— START OF Reading text —

Sunday, June 28, 2015

Which Came First? Social Programs or Minimum Wage?

     How many times have you heard that nobody can live on minimum wage?  The answer must be quite long actually. Otherwise, the wage would go up on its own.

     Before the economic downturn, very few jobs paid minimum wage in my area. You could go and get an entry level job in most places above the current minimum wage. At the time they needed people to fill jobs, and offered what they could to draw in people.

     The problem I have with minimum wage, is that it is pushed by the same people who want to expand the social safety net. That has led me to ask the question, which came first Minimum wage, or the growth of social programs?

     After looking at Wikipedia.org, it appears that Social Security was signed into law August 14, 1935. And Minimum wage was first tried in 1933, then overturned by the courts in 1935, to be reestablished in 1938.

     The real question now becomes, do social programs suppress wages to necessitate an arbitrary minimum on wages?

      If you are getting subsidies for food, housing, health insurance, daycare, communication and retirement. Then the employee does not feel compelled to ask for a higher wage to cover these necessities. Especially, if making a higher wage may result in the loss of some or all of these subsidies.

      A few months ago, there was a political meme going around about feeding your family on $29 a week. Now in reality, the $29 dollars was per person. So, if you have a family of four, you could receive the equivalent of $116 per week. That sounds suspiciously like my normal grocery bill. Granted, we do not spend a lot of money on premade or high end products. Most of the budget goes for milk, meat, produce, stock items, and a few snack items. However, $116 a week would be a substantial portion of my income if provided by someone other than my employer.

— END OF Reading text —
— START OF Listing —

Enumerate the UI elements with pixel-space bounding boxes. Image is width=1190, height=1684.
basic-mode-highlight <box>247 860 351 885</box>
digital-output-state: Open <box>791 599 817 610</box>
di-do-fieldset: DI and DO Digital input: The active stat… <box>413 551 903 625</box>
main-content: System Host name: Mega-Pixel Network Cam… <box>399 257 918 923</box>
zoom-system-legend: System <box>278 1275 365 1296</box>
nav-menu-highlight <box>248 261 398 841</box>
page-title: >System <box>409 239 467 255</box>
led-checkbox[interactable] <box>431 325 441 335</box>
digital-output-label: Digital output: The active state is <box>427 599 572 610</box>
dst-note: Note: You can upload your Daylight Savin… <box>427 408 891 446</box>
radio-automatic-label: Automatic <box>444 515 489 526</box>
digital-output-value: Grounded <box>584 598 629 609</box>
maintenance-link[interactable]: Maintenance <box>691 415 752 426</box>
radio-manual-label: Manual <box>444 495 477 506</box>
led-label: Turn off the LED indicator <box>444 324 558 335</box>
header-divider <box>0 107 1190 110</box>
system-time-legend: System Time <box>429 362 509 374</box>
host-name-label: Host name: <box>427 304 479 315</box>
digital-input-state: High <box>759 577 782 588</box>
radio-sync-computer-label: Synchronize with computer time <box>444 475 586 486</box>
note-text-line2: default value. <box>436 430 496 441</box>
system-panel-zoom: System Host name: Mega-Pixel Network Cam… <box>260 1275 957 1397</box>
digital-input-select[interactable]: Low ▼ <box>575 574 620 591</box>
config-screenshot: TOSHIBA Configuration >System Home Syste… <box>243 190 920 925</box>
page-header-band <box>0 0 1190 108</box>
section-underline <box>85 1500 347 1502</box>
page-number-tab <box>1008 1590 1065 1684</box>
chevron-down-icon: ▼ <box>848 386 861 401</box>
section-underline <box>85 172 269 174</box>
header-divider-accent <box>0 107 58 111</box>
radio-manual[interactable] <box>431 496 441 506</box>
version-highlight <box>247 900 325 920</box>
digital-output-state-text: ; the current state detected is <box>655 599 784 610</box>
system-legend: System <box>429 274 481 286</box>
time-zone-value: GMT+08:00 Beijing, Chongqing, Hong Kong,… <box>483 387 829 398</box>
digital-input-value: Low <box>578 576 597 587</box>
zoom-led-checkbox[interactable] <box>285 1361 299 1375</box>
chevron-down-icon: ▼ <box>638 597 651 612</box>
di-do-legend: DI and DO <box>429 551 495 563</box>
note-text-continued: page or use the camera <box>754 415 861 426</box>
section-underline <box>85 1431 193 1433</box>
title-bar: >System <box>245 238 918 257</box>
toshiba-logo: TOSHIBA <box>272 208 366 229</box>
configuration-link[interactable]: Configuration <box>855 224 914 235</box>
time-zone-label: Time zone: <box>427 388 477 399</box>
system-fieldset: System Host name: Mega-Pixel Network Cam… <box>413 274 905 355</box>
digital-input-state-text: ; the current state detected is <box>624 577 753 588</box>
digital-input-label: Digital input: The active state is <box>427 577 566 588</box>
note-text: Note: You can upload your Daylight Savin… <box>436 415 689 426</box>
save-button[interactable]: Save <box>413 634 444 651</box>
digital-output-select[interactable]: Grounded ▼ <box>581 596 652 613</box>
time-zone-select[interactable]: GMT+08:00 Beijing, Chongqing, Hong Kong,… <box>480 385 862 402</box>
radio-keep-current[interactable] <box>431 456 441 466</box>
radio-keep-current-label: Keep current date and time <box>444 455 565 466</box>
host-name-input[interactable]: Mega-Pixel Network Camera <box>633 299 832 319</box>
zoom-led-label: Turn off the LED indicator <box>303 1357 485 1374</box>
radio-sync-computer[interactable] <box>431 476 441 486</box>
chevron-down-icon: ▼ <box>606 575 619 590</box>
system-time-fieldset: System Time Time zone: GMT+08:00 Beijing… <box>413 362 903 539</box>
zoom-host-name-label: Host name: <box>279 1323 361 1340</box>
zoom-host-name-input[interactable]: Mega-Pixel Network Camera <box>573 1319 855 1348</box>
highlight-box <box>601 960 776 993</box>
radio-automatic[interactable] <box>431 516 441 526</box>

— END OF Listing —

● **What to work on**: Summarize the blog post on minimum wage and social programs in two sentences.

● **Worked solution**: Because minimum wage is pushed by the same people who want to expand the social safety net, the writer asks which came first and finds that Social Security became law on August 14, 1935, while minimum wage was first tried in 1933, overturned by the courts in 1935, and reestablished in 1938. The post then asks whether social programs suppress wages, contending that employees receiving subsidies for food, housing, health insurance, daycare, communication, and retirement do not feel compelled to ask for higher pay, especially if a higher wage could cost them some or all of those subsidies.